◆ **Your goal**
Your answer is a single number: how many lines hold the word "финансовое"?

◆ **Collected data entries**
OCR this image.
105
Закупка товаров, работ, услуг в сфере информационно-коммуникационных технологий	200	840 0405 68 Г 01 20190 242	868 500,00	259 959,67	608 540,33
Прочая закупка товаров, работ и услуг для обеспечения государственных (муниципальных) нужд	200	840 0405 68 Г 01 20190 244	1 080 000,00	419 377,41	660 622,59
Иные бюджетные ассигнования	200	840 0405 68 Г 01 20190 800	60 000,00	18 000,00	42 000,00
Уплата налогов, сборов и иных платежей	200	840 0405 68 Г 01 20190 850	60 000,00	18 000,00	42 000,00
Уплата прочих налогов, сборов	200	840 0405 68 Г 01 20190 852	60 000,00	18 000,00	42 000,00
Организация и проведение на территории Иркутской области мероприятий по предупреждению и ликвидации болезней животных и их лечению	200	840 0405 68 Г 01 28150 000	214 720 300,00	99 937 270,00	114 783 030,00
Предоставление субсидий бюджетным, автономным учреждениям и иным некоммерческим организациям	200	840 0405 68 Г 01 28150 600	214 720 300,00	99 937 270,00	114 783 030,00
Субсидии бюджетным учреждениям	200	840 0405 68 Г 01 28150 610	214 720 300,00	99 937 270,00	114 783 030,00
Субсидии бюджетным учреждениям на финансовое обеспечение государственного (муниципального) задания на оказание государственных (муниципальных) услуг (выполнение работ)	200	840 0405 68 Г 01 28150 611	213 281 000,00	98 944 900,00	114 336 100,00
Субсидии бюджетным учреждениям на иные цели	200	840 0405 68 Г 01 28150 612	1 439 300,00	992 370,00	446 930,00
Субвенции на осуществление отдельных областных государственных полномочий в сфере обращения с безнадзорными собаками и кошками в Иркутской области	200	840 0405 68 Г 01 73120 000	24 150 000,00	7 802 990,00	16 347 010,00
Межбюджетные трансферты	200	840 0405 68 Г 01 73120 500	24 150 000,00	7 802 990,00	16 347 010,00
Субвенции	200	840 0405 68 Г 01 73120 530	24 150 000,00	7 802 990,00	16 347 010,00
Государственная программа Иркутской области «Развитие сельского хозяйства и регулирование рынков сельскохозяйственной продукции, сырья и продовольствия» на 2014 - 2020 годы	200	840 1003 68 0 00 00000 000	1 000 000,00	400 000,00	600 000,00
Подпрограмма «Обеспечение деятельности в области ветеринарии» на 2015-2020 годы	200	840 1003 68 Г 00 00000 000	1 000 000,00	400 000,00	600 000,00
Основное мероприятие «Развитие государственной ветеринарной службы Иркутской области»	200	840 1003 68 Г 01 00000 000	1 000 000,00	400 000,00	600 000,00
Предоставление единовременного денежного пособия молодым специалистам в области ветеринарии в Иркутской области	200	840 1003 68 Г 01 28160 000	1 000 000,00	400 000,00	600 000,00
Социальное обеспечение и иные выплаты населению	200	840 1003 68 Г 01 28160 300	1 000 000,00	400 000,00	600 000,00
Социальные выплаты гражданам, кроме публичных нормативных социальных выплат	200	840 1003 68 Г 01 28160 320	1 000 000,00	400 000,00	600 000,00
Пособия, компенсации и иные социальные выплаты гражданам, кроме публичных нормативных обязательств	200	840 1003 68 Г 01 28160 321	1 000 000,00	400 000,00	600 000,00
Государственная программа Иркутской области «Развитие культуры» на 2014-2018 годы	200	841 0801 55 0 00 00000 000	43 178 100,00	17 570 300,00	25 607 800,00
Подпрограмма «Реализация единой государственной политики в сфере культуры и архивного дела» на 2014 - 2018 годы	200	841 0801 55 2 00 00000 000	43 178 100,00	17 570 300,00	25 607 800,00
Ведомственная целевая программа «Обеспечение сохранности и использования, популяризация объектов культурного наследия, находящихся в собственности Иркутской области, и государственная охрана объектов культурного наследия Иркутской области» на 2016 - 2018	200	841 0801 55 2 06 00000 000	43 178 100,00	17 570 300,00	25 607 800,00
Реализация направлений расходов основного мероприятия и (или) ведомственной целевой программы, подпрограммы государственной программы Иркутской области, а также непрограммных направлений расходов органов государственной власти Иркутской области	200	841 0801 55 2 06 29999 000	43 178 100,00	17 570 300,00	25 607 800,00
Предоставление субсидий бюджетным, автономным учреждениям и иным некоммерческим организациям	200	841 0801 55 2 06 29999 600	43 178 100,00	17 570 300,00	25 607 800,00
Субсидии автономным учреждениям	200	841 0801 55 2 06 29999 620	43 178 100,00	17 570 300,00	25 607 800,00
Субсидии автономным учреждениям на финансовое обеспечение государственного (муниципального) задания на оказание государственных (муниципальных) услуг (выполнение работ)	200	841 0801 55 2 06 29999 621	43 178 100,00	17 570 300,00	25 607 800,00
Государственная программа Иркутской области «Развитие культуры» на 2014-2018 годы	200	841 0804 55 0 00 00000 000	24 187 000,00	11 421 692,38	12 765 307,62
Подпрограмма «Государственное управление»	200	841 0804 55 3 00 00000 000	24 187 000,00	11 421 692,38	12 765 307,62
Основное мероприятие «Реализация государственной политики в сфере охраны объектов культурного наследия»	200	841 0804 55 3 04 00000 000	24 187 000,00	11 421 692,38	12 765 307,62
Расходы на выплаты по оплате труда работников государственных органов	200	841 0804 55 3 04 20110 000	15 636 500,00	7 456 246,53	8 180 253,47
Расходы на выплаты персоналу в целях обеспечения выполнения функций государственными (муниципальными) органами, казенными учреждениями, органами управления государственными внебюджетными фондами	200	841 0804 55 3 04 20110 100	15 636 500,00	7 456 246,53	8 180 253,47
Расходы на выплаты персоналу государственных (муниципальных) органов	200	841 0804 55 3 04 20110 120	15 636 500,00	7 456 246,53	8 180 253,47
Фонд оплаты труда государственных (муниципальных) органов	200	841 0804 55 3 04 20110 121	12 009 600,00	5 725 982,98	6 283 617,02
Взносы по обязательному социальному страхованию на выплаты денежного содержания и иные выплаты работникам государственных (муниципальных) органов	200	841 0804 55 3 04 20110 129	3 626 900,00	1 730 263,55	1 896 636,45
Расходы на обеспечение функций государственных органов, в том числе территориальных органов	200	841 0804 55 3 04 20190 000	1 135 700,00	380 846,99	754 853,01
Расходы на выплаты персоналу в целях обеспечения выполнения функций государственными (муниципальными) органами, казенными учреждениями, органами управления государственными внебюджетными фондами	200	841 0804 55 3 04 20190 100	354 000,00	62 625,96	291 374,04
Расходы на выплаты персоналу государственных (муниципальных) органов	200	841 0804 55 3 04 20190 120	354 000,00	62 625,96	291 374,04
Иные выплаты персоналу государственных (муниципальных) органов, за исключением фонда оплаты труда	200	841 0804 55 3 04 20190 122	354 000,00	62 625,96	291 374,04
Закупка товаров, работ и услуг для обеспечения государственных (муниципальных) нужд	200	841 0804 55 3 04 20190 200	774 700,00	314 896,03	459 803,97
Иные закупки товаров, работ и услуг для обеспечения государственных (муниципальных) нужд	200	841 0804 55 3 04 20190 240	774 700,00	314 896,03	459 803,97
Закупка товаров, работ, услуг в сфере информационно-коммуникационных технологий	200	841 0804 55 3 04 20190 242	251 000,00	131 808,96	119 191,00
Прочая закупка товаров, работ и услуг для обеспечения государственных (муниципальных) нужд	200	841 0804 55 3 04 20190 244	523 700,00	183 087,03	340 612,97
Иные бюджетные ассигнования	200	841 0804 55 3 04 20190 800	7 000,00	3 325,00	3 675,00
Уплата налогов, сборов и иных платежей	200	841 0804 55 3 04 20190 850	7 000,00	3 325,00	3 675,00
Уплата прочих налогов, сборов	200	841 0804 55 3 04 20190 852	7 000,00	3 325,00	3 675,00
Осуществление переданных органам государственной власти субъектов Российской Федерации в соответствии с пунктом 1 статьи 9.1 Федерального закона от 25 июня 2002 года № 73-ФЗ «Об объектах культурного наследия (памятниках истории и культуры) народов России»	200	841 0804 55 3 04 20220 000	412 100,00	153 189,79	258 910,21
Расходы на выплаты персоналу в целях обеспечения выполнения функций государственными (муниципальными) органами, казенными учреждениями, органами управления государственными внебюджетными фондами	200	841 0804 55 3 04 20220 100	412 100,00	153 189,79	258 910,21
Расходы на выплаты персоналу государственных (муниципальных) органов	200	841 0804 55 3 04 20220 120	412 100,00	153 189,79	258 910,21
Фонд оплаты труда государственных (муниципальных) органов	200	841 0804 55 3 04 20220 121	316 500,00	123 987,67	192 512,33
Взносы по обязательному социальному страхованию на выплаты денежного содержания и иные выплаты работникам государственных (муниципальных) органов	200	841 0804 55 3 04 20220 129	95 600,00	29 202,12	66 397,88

◆ **Exercise response**
2